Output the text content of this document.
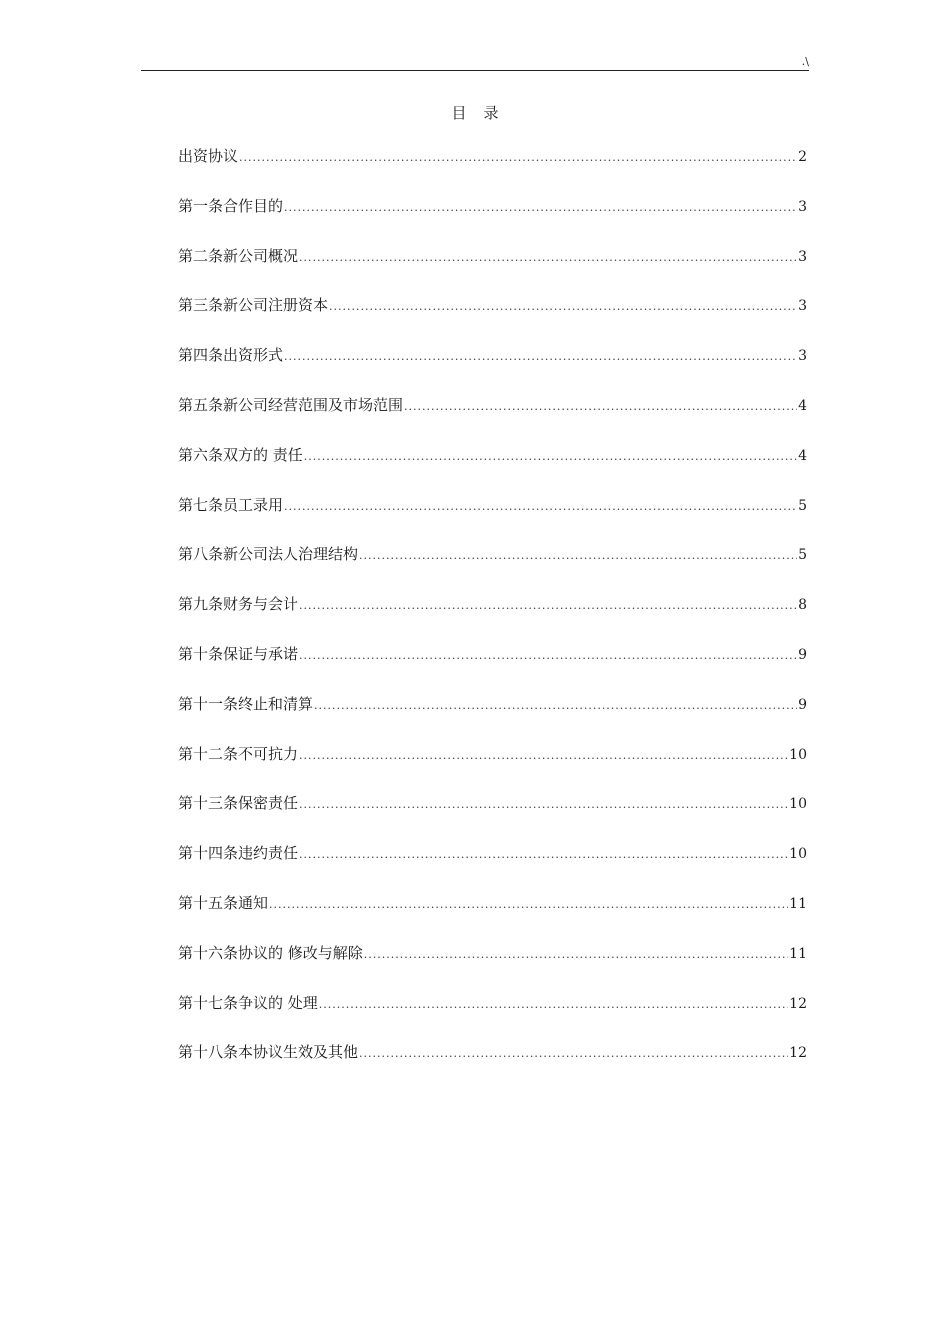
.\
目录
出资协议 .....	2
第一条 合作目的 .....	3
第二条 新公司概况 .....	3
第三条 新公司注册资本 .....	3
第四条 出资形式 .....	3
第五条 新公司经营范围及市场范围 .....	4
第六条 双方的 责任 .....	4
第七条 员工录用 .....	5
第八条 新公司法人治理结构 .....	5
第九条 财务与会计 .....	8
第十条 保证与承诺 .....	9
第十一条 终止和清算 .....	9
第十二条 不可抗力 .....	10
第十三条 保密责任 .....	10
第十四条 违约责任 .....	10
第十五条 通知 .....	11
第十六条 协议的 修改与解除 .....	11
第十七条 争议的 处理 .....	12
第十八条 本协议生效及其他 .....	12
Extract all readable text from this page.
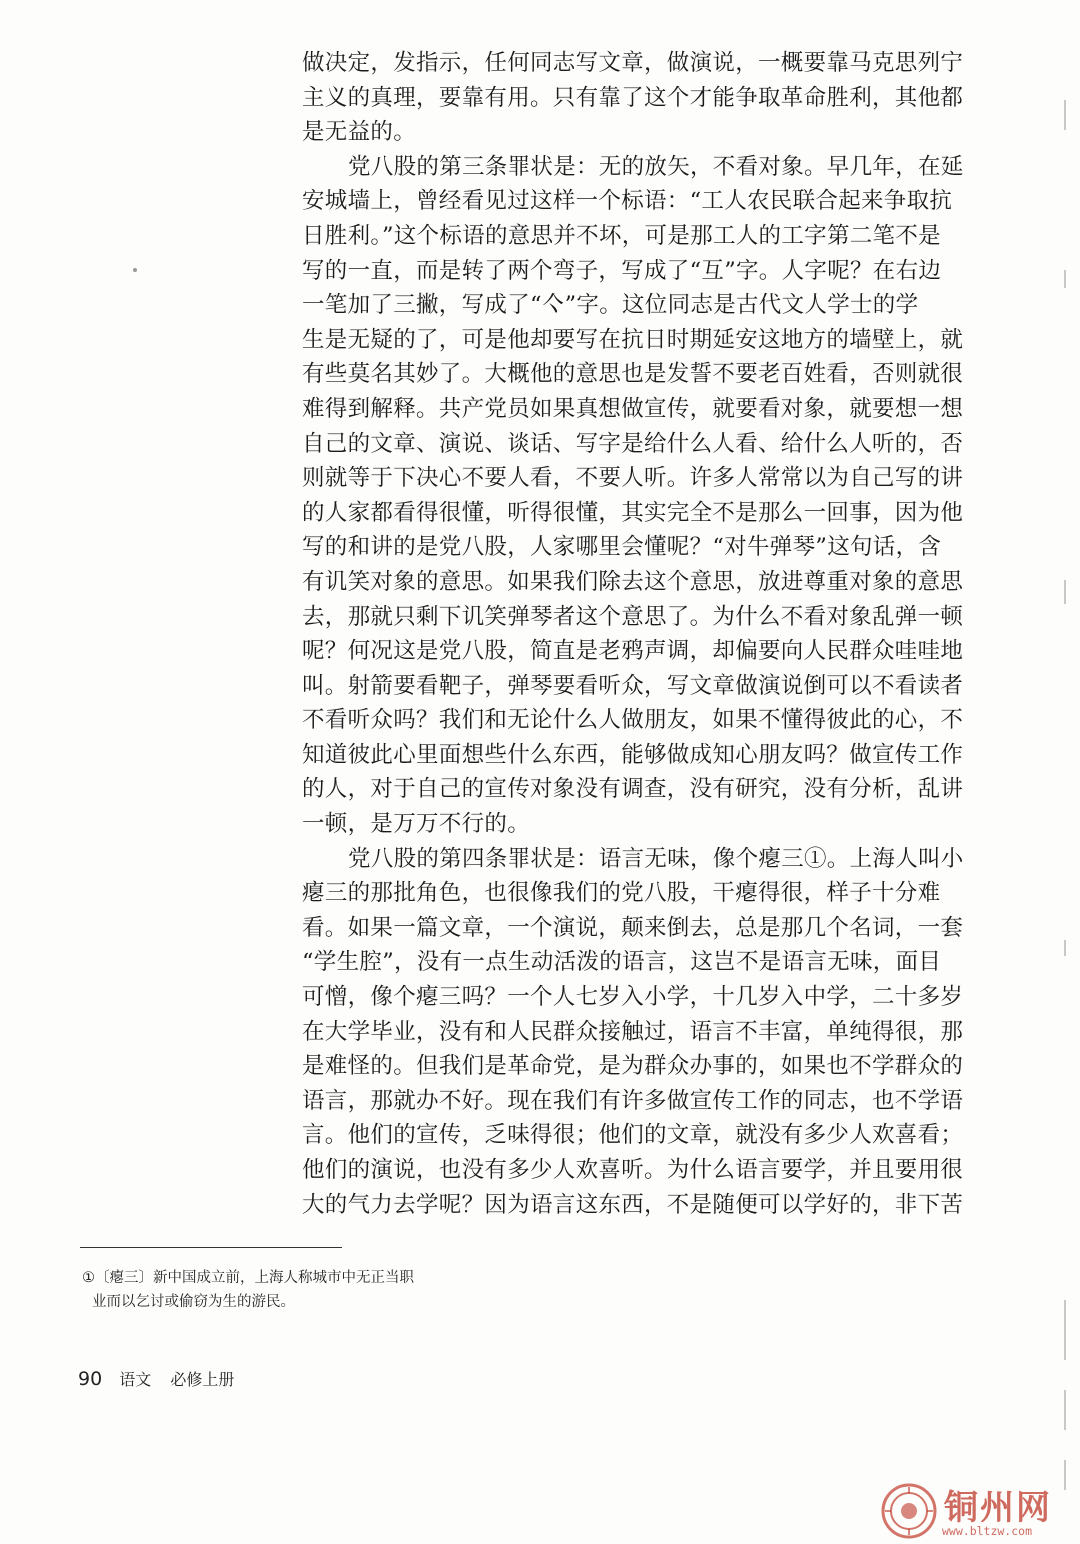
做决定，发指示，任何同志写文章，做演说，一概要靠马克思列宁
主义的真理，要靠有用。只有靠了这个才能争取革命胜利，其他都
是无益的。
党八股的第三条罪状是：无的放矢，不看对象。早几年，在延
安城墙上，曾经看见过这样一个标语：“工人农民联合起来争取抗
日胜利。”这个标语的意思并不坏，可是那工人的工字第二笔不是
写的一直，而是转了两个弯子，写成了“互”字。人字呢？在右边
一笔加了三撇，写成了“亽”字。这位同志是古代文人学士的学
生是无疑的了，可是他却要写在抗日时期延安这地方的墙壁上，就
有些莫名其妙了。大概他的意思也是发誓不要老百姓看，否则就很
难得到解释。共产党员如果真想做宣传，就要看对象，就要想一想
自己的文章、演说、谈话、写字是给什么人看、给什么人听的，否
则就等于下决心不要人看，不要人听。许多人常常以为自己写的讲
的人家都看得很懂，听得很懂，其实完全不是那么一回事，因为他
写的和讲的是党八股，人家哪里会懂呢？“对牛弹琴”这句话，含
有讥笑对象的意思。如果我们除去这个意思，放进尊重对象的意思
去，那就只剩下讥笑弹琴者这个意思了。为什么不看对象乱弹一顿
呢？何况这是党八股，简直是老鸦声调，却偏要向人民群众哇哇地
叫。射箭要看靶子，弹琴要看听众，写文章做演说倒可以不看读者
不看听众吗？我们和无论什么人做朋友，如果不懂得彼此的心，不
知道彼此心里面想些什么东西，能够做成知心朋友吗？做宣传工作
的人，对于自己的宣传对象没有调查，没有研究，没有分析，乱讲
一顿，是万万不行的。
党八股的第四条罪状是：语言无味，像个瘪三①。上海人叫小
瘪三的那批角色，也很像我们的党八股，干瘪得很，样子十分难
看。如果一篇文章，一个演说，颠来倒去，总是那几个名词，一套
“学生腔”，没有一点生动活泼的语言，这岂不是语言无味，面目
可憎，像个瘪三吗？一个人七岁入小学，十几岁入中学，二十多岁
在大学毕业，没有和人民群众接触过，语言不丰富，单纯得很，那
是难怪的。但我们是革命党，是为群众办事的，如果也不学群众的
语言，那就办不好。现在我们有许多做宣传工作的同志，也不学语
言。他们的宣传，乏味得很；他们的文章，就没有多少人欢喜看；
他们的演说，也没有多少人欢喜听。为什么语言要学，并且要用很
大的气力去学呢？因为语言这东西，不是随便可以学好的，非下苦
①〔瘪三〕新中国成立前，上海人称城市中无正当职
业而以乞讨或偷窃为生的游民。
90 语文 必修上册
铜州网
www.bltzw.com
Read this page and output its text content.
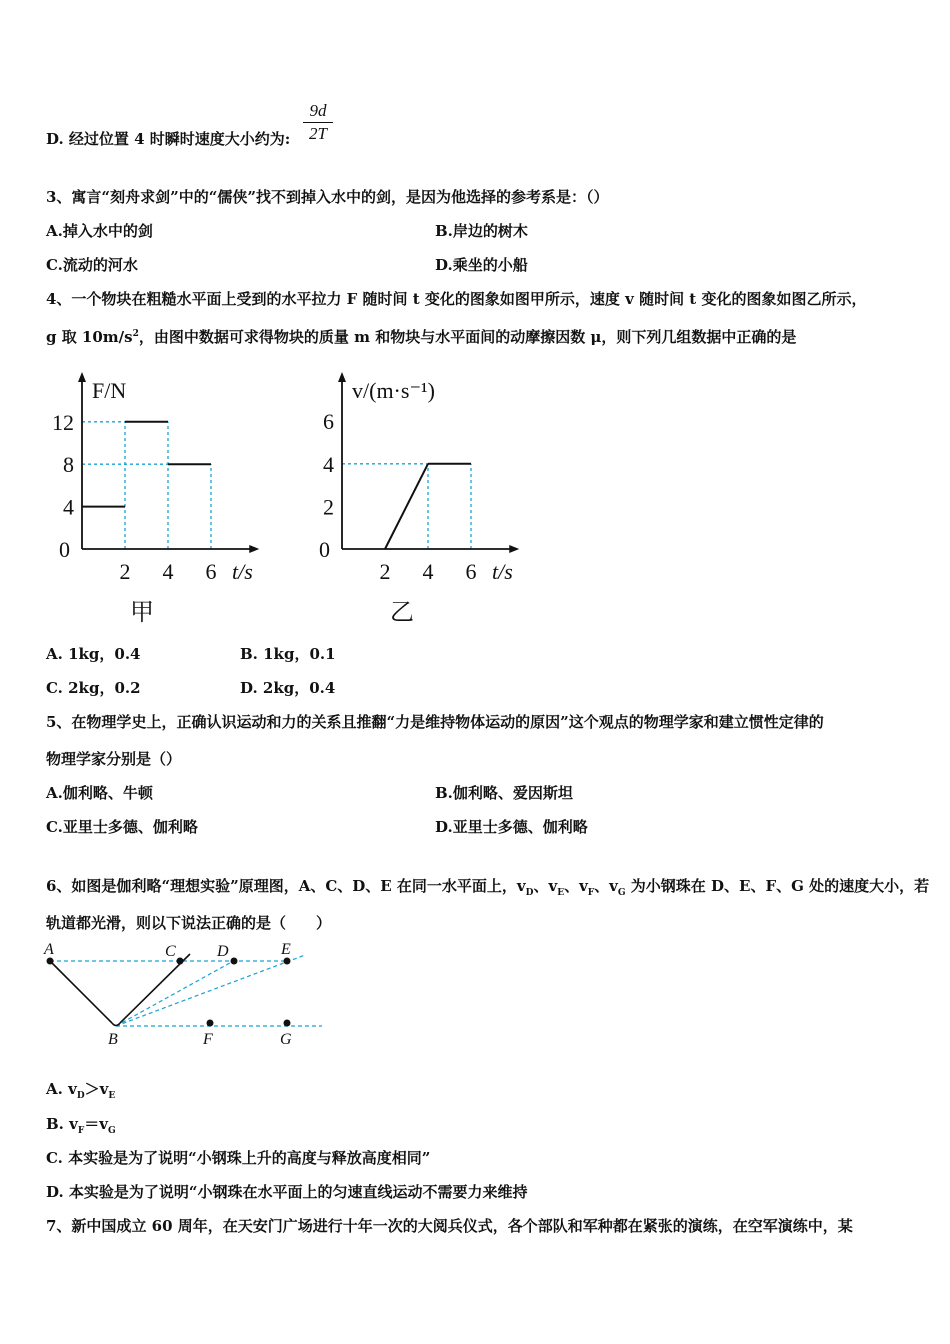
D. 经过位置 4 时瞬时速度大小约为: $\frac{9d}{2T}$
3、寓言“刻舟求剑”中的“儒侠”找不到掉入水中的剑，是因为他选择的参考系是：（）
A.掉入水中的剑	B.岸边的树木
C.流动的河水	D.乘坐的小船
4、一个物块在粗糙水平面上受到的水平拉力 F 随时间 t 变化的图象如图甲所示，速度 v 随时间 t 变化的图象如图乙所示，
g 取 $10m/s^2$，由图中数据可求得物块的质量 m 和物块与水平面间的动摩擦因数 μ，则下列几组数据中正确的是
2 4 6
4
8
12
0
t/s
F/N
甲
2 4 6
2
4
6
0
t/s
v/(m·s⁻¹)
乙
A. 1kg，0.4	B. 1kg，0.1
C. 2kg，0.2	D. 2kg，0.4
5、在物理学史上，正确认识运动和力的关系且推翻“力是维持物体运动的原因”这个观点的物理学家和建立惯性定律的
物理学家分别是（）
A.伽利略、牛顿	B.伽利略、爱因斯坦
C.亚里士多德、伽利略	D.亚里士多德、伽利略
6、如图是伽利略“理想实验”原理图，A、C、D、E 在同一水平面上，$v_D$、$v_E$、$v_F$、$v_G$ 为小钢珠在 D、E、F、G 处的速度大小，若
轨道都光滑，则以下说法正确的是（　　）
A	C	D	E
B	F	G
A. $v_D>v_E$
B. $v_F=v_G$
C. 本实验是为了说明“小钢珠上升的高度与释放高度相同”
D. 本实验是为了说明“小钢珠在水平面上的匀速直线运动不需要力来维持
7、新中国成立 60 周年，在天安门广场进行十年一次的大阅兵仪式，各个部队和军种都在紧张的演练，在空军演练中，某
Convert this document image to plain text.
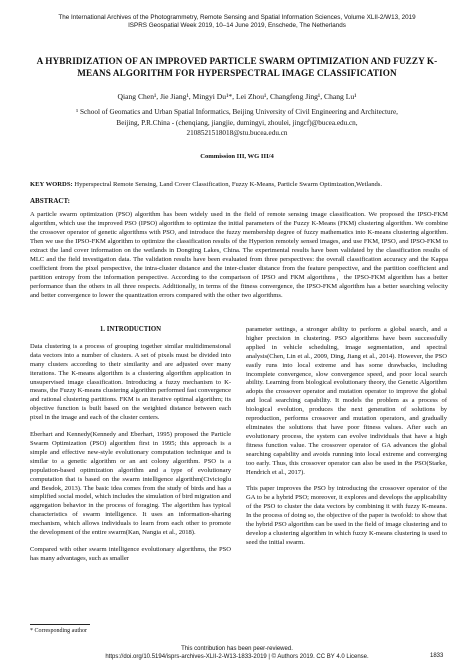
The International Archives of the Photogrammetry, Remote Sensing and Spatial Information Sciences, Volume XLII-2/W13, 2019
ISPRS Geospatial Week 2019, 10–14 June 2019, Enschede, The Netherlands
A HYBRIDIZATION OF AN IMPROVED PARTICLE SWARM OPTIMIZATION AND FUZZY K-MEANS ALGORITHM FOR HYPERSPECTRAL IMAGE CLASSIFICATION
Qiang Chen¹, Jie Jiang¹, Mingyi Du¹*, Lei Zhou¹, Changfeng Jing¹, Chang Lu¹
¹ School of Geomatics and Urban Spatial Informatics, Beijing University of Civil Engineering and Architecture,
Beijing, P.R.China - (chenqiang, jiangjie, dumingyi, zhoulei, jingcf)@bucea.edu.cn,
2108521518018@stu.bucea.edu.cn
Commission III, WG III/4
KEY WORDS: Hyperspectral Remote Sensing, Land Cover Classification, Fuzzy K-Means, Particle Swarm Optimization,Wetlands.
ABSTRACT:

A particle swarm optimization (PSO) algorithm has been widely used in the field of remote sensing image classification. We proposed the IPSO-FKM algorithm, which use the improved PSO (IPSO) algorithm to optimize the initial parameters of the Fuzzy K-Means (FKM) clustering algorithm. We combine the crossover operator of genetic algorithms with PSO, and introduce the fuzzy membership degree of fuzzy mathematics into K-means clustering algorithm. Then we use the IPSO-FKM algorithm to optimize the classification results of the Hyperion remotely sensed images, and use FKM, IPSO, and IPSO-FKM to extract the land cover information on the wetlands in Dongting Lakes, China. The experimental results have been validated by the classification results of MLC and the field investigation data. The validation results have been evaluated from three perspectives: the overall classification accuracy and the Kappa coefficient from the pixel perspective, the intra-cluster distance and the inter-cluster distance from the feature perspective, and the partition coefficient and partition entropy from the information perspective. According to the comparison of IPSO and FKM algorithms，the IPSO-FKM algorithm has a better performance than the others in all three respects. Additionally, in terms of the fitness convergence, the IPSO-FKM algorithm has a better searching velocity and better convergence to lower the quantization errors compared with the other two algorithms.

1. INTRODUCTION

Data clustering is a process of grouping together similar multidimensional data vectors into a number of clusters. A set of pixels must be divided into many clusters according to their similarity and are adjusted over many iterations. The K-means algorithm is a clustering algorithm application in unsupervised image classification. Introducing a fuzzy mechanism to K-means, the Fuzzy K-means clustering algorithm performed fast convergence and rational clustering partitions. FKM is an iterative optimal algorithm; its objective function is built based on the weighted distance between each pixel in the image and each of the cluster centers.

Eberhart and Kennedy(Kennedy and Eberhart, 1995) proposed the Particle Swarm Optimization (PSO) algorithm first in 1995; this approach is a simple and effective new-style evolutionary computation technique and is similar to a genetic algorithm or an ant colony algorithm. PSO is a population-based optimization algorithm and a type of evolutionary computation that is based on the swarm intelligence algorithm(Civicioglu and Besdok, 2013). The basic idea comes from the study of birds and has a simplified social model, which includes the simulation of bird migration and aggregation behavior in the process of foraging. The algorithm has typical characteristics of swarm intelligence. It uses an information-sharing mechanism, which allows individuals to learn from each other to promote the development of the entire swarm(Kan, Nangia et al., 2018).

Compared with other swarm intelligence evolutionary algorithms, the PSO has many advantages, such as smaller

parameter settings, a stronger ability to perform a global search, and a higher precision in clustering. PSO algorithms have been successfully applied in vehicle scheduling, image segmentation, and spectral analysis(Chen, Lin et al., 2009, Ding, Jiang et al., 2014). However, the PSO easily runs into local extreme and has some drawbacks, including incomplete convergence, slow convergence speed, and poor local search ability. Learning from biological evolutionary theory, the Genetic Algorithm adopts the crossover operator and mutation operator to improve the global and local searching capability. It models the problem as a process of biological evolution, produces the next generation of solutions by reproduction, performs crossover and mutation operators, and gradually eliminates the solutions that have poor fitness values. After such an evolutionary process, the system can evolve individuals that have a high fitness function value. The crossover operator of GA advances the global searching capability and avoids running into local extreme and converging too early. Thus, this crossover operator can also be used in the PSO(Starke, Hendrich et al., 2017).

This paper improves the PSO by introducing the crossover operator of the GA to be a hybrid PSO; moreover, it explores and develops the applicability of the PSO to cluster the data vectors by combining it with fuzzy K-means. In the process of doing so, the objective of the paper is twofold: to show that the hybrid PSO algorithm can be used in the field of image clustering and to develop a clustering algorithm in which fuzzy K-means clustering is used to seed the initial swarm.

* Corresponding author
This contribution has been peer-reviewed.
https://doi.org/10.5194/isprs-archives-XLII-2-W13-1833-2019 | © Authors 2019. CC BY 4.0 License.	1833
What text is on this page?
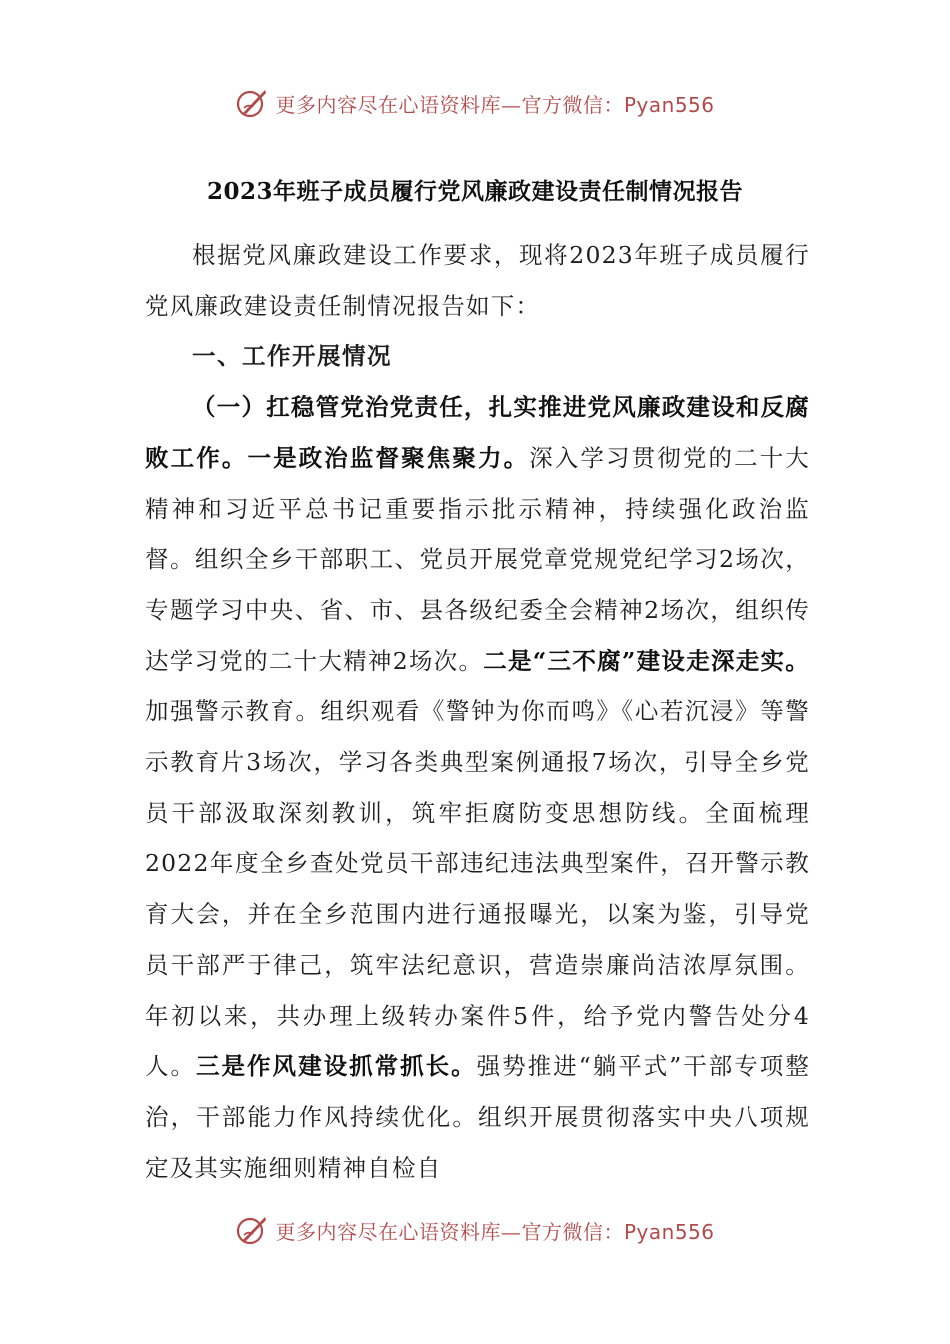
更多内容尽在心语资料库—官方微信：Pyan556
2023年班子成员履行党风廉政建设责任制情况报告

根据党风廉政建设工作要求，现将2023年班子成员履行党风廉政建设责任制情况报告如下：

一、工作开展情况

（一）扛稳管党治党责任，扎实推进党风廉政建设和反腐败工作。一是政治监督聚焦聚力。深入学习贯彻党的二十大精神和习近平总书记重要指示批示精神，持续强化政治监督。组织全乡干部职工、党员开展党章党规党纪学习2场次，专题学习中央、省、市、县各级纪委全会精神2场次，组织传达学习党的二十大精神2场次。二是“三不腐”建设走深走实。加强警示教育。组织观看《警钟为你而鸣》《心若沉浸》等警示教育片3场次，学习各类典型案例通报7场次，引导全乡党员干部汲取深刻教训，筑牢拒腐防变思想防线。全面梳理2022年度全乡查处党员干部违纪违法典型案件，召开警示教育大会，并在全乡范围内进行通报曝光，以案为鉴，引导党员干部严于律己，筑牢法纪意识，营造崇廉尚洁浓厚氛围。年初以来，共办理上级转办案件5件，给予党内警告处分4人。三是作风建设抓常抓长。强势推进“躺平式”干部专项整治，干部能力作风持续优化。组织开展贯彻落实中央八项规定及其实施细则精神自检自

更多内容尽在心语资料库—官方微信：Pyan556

========

**Directive**:
Using the entries above, return each line in which the word "document" occurs.

**Written answer**:
Output the text content of this document.
Convert this document image to plain text.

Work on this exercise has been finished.